- Short problem
Quote the whole listing exactly. Leave the pictures out of your copy.

- Data shown
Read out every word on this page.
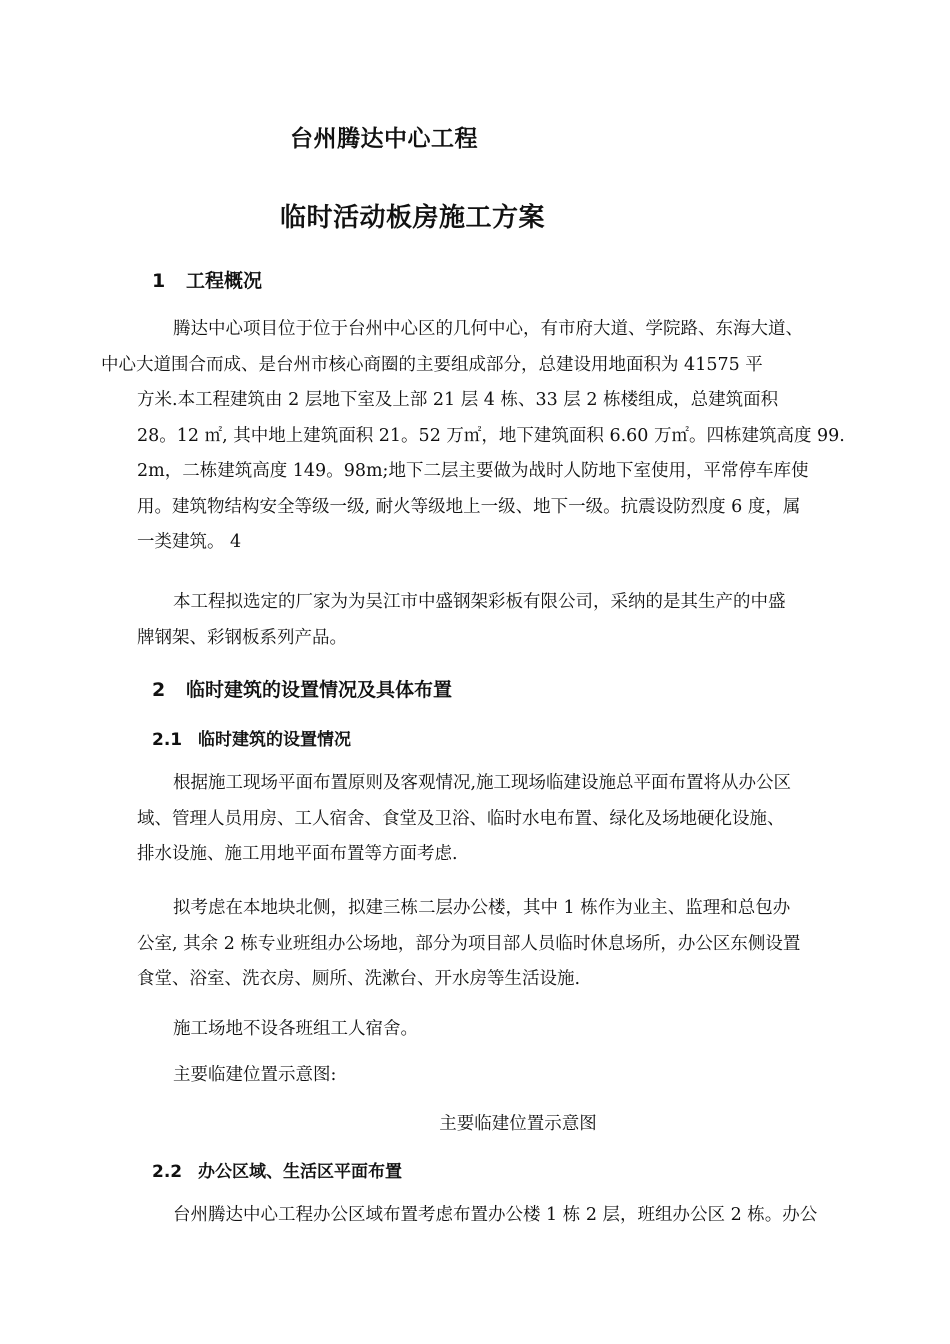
台州腾达中心工程
临时活动板房施工方案
1 工程概况
腾达中心项目位于位于台州中心区的几何中心，有市府大道、学院路、东海大道、
中心大道围合而成、是台州市核心商圈的主要组成部分，总建设用地面积为 41575 平
方米.本工程建筑由 2 层地下室及上部 21 层 4 栋、33 层 2 栋楼组成，总建筑面积
28。12 ㎡, 其中地上建筑面积 21。52 万㎡，地下建筑面积 6.60 万㎡。四栋建筑高度 99.
2m，二栋建筑高度 149。98m;地下二层主要做为战时人防地下室使用，平常停车库使
用。建筑物结构安全等级一级, 耐火等级地上一级、地下一级。抗震设防烈度 6 度，属
一类建筑。 4
本工程拟选定的厂家为为吴江市中盛钢架彩板有限公司，采纳的是其生产的中盛
牌钢架、彩钢板系列产品。
2 临时建筑的设置情况及具体布置
2.1 临时建筑的设置情况
根据施工现场平面布置原则及客观情况,施工现场临建设施总平面布置将从办公区
域、管理人员用房、工人宿舍、食堂及卫浴、临时水电布置、绿化及场地硬化设施、
排水设施、施工用地平面布置等方面考虑.
拟考虑在本地块北侧，拟建三栋二层办公楼，其中 1 栋作为业主、监理和总包办
公室, 其余 2 栋专业班组办公场地，部分为项目部人员临时休息场所，办公区东侧设置
食堂、浴室、洗衣房、厕所、洗漱台、开水房等生活设施.
施工场地不设各班组工人宿舍。
主要临建位置示意图:
主要临建位置示意图
2.2 办公区域、生活区平面布置
台州腾达中心工程办公区域布置考虑布置办公楼 1 栋 2 层，班组办公区 2 栋。办公
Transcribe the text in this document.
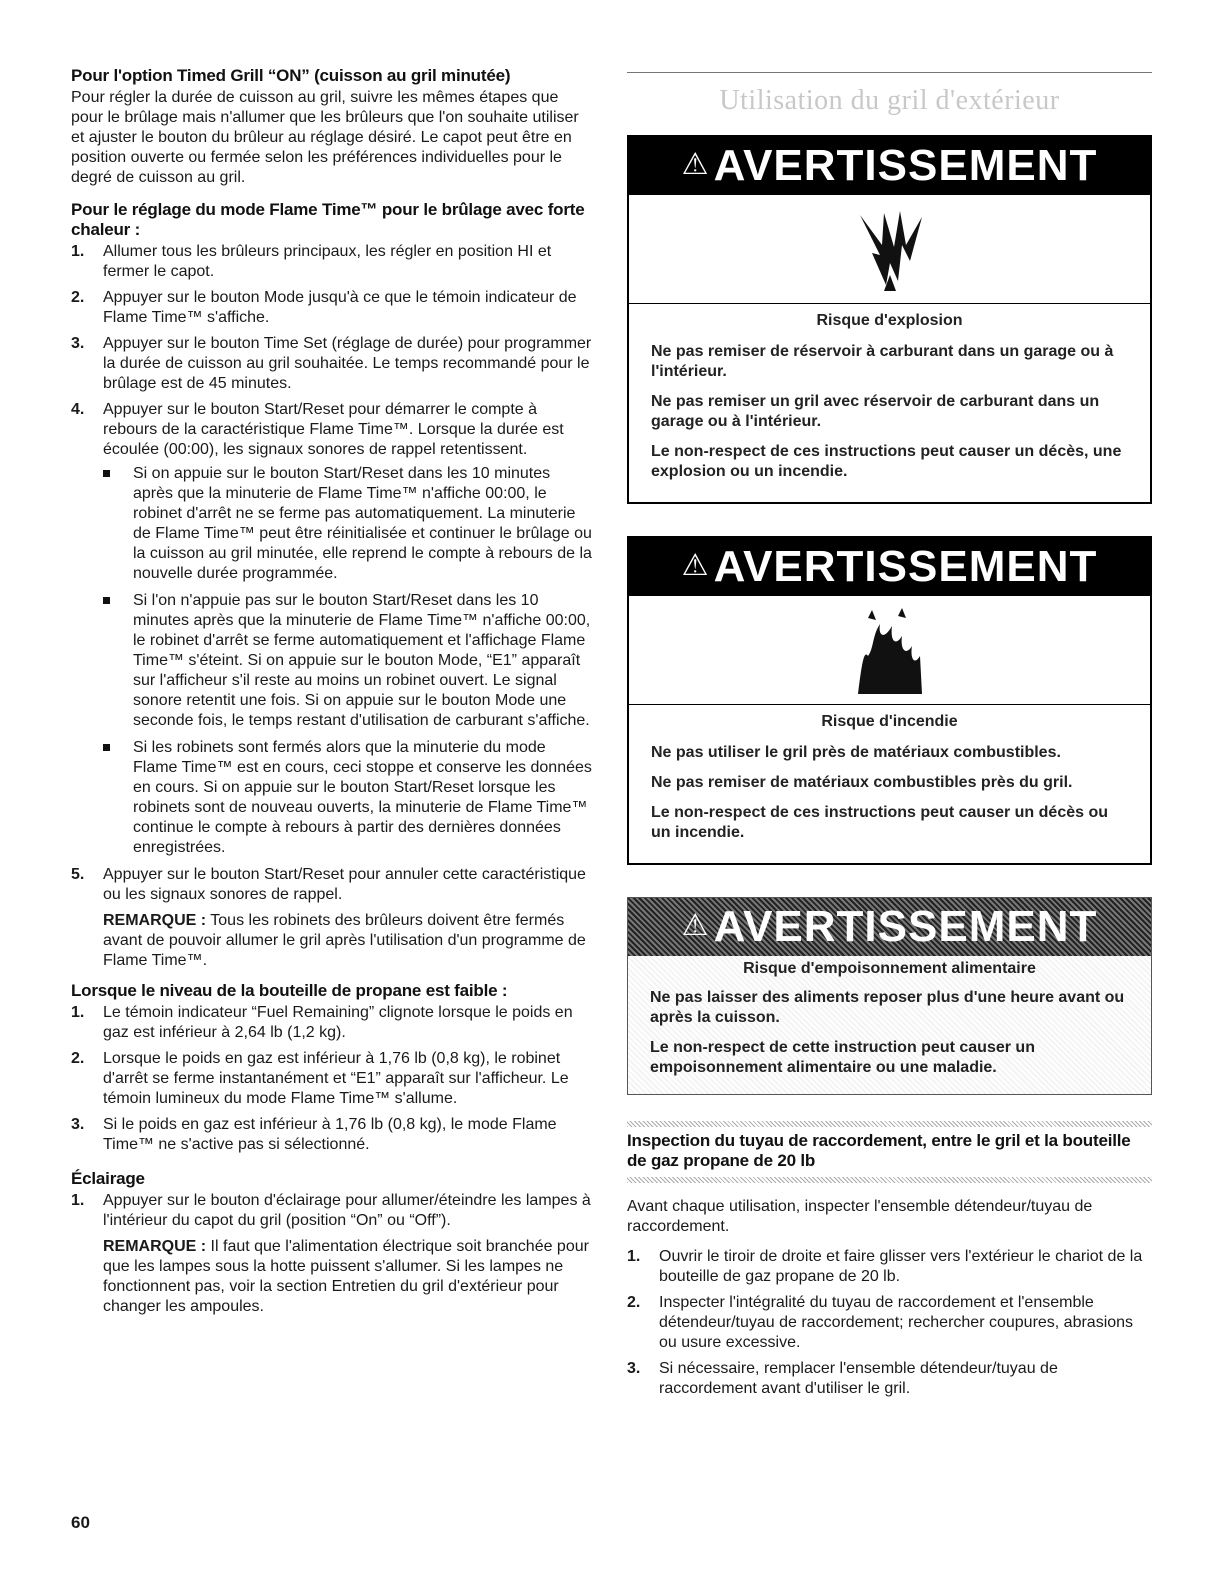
Pour l'option Timed Grill “ON” (cuisson au gril minutée)

Pour régler la durée de cuisson au gril, suivre les mêmes étapes que pour le brûlage mais n'allumer que les brûleurs que l'on souhaite utiliser et ajuster le bouton du brûleur au réglage désiré. Le capot peut être en position ouverte ou fermée selon les préférences individuelles pour le degré de cuisson au gril.

Pour le réglage du mode Flame Time™ pour le brûlage avec forte chaleur :
1. Allumer tous les brûleurs principaux, les régler en position HI et fermer le capot.
2. Appuyer sur le bouton Mode jusqu'à ce que le témoin indicateur de Flame Time™ s'affiche.
3. Appuyer sur le bouton Time Set (réglage de durée) pour programmer la durée de cuisson au gril souhaitée. Le temps recommandé pour le brûlage est de 45 minutes.
4. Appuyer sur le bouton Start/Reset pour démarrer le compte à rebours de la caractéristique Flame Time™. Lorsque la durée est écoulée (00:00), les signaux sonores de rappel retentissent.
Si on appuie sur le bouton Start/Reset dans les 10 minutes après que la minuterie de Flame Time™ n'affiche 00:00, le robinet d'arrêt ne se ferme pas automatiquement. La minuterie de Flame Time™ peut être réinitialisée et continuer le brûlage ou la cuisson au gril minutée, elle reprend le compte à rebours de la nouvelle durée programmée.
Si l'on n'appuie pas sur le bouton Start/Reset dans les 10 minutes après que la minuterie de Flame Time™ n'affiche 00:00, le robinet d'arrêt se ferme automatiquement et l'affichage Flame Time™ s'éteint. Si on appuie sur le bouton Mode, “E1” apparaît sur l'afficheur s'il reste au moins un robinet ouvert. Le signal sonore retentit une fois. Si on appuie sur le bouton Mode une seconde fois, le temps restant d'utilisation de carburant s'affiche.
Si les robinets sont fermés alors que la minuterie du mode Flame Time™ est en cours, ceci stoppe et conserve les données en cours. Si on appuie sur le bouton Start/Reset lorsque les robinets sont de nouveau ouverts, la minuterie de Flame Time™ continue le compte à rebours à partir des dernières données enregistrées.
5. Appuyer sur le bouton Start/Reset pour annuler cette caractéristique ou les signaux sonores de rappel.
REMARQUE : Tous les robinets des brûleurs doivent être fermés avant de pouvoir allumer le gril après l'utilisation d'un programme de Flame Time™.
Lorsque le niveau de la bouteille de propane est faible :
1. Le témoin indicateur “Fuel Remaining” clignote lorsque le poids en gaz est inférieur à 2,64 lb (1,2 kg).
2. Lorsque le poids en gaz est inférieur à 1,76 lb (0,8 kg), le robinet d'arrêt se ferme instantanément et “E1” apparaît sur l'afficheur. Le témoin lumineux du mode Flame Time™ s'allume.
3. Si le poids en gaz est inférieur à 1,76 lb (0,8 kg), le mode Flame Time™ ne s'active pas si sélectionné.
Éclairage
1. Appuyer sur le bouton d'éclairage pour allumer/éteindre les lampes à l'intérieur du capot du gril (position “On” ou “Off”).
REMARQUE : Il faut que l'alimentation électrique soit branchée pour que les lampes sous la hotte puissent s'allumer. Si les lampes ne fonctionnent pas, voir la section Entretien du gril d'extérieur pour changer les ampoules.
Utilisation du gril d'extérieur
⚠AVERTISSEMENT

Risque d'explosion

Ne pas remiser de réservoir à carburant dans un garage ou à l'intérieur.

Ne pas remiser un gril avec réservoir de carburant dans un garage ou à l'intérieur.

Le non-respect de ces instructions peut causer un décès, une explosion ou un incendie.

⚠AVERTISSEMENT

Risque d'incendie

Ne pas utiliser le gril près de matériaux combustibles.

Ne pas remiser de matériaux combustibles près du gril.

Le non-respect de ces instructions peut causer un décès ou un incendie.

⚠AVERTISSEMENT

Risque d'empoisonnement alimentaire

Ne pas laisser des aliments reposer plus d'une heure avant ou après la cuisson.

Le non-respect de cette instruction peut causer un empoisonnement alimentaire ou une maladie.

Inspection du tuyau de raccordement, entre le gril et la bouteille de gaz propane de 20 lb

Avant chaque utilisation, inspecter l'ensemble détendeur/tuyau de raccordement.

1. Ouvrir le tiroir de droite et faire glisser vers l'extérieur le chariot de la bouteille de gaz propane de 20 lb.
2. Inspecter l'intégralité du tuyau de raccordement et l'ensemble détendeur/tuyau de raccordement; rechercher coupures, abrasions ou usure excessive.
3. Si nécessaire, remplacer l'ensemble détendeur/tuyau de raccordement avant d'utiliser le gril.
60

- Task response
Read out every word on this page.
台州腾达中心工程
临时活动板房施工方案
1 工程概况
腾达中心项目位于位于台州中心区的几何中心，有市府大道、学院路、东海大道、
中心大道围合而成、是台州市核心商圈的主要组成部分，总建设用地面积为 41575 平
方米.本工程建筑由 2 层地下室及上部 21 层 4 栋、33 层 2 栋楼组成，总建筑面积
28。12 ㎡, 其中地上建筑面积 21。52 万㎡，地下建筑面积 6.60 万㎡。四栋建筑高度 99.
2m，二栋建筑高度 149。98m;地下二层主要做为战时人防地下室使用，平常停车库使
用。建筑物结构安全等级一级, 耐火等级地上一级、地下一级。抗震设防烈度 6 度，属
一类建筑。 4
本工程拟选定的厂家为为吴江市中盛钢架彩板有限公司，采纳的是其生产的中盛
牌钢架、彩钢板系列产品。
2 临时建筑的设置情况及具体布置
2.1 临时建筑的设置情况
根据施工现场平面布置原则及客观情况,施工现场临建设施总平面布置将从办公区
域、管理人员用房、工人宿舍、食堂及卫浴、临时水电布置、绿化及场地硬化设施、
排水设施、施工用地平面布置等方面考虑.
拟考虑在本地块北侧，拟建三栋二层办公楼，其中 1 栋作为业主、监理和总包办
公室, 其余 2 栋专业班组办公场地，部分为项目部人员临时休息场所，办公区东侧设置
食堂、浴室、洗衣房、厕所、洗漱台、开水房等生活设施.
施工场地不设各班组工人宿舍。
主要临建位置示意图:
主要临建位置示意图
2.2 办公区域、生活区平面布置
台州腾达中心工程办公区域布置考虑布置办公楼 1 栋 2 层，班组办公区 2 栋。办公
Transcribe the text in this document.
Pour l'option Timed Grill “ON” (cuisson au gril minutée)

Pour régler la durée de cuisson au gril, suivre les mêmes étapes que pour le brûlage mais n'allumer que les brûleurs que l'on souhaite utiliser et ajuster le bouton du brûleur au réglage désiré. Le capot peut être en position ouverte ou fermée selon les préférences individuelles pour le degré de cuisson au gril.

Pour le réglage du mode Flame Time™ pour le brûlage avec forte chaleur :
1. Allumer tous les brûleurs principaux, les régler en position HI et fermer le capot.
2. Appuyer sur le bouton Mode jusqu'à ce que le témoin indicateur de Flame Time™ s'affiche.
3. Appuyer sur le bouton Time Set (réglage de durée) pour programmer la durée de cuisson au gril souhaitée. Le temps recommandé pour le brûlage est de 45 minutes.
4. Appuyer sur le bouton Start/Reset pour démarrer le compte à rebours de la caractéristique Flame Time™. Lorsque la durée est écoulée (00:00), les signaux sonores de rappel retentissent.
Si on appuie sur le bouton Start/Reset dans les 10 minutes après que la minuterie de Flame Time™ n'affiche 00:00, le robinet d'arrêt ne se ferme pas automatiquement. La minuterie de Flame Time™ peut être réinitialisée et continuer le brûlage ou la cuisson au gril minutée, elle reprend le compte à rebours de la nouvelle durée programmée.
Si l'on n'appuie pas sur le bouton Start/Reset dans les 10 minutes après que la minuterie de Flame Time™ n'affiche 00:00, le robinet d'arrêt se ferme automatiquement et l'affichage Flame Time™ s'éteint. Si on appuie sur le bouton Mode, “E1” apparaît sur l'afficheur s'il reste au moins un robinet ouvert. Le signal sonore retentit une fois. Si on appuie sur le bouton Mode une seconde fois, le temps restant d'utilisation de carburant s'affiche.
Si les robinets sont fermés alors que la minuterie du mode Flame Time™ est en cours, ceci stoppe et conserve les données en cours. Si on appuie sur le bouton Start/Reset lorsque les robinets sont de nouveau ouverts, la minuterie de Flame Time™ continue le compte à rebours à partir des dernières données enregistrées.
5. Appuyer sur le bouton Start/Reset pour annuler cette caractéristique ou les signaux sonores de rappel.
REMARQUE : Tous les robinets des brûleurs doivent être fermés avant de pouvoir allumer le gril après l'utilisation d'un programme de Flame Time™.
Lorsque le niveau de la bouteille de propane est faible :
1. Le témoin indicateur “Fuel Remaining” clignote lorsque le poids en gaz est inférieur à 2,64 lb (1,2 kg).
2. Lorsque le poids en gaz est inférieur à 1,76 lb (0,8 kg), le robinet d'arrêt se ferme instantanément et “E1” apparaît sur l'afficheur. Le témoin lumineux du mode Flame Time™ s'allume.
3. Si le poids en gaz est inférieur à 1,76 lb (0,8 kg), le mode Flame Time™ ne s'active pas si sélectionné.
Éclairage
1. Appuyer sur le bouton d'éclairage pour allumer/éteindre les lampes à l'intérieur du capot du gril (position “On” ou “Off”).
REMARQUE : Il faut que l'alimentation électrique soit branchée pour que les lampes sous la hotte puissent s'allumer. Si les lampes ne fonctionnent pas, voir la section Entretien du gril d'extérieur pour changer les ampoules.
Utilisation du gril d'extérieur
⚠AVERTISSEMENT

Risque d'explosion

Ne pas remiser de réservoir à carburant dans un garage ou à l'intérieur.

Ne pas remiser un gril avec réservoir de carburant dans un garage ou à l'intérieur.

Le non-respect de ces instructions peut causer un décès, une explosion ou un incendie.

⚠AVERTISSEMENT

Risque d'incendie

Ne pas utiliser le gril près de matériaux combustibles.

Ne pas remiser de matériaux combustibles près du gril.

Le non-respect de ces instructions peut causer un décès ou un incendie.

⚠AVERTISSEMENT

Risque d'empoisonnement alimentaire

Ne pas laisser des aliments reposer plus d'une heure avant ou après la cuisson.

Le non-respect de cette instruction peut causer un empoisonnement alimentaire ou une maladie.

Inspection du tuyau de raccordement, entre le gril et la bouteille de gaz propane de 20 lb

Avant chaque utilisation, inspecter l'ensemble détendeur/tuyau de raccordement.

1. Ouvrir le tiroir de droite et faire glisser vers l'extérieur le chariot de la bouteille de gaz propane de 20 lb.
2. Inspecter l'intégralité du tuyau de raccordement et l'ensemble détendeur/tuyau de raccordement; rechercher coupures, abrasions ou usure excessive.
3. Si nécessaire, remplacer l'ensemble détendeur/tuyau de raccordement avant d'utiliser le gril.
60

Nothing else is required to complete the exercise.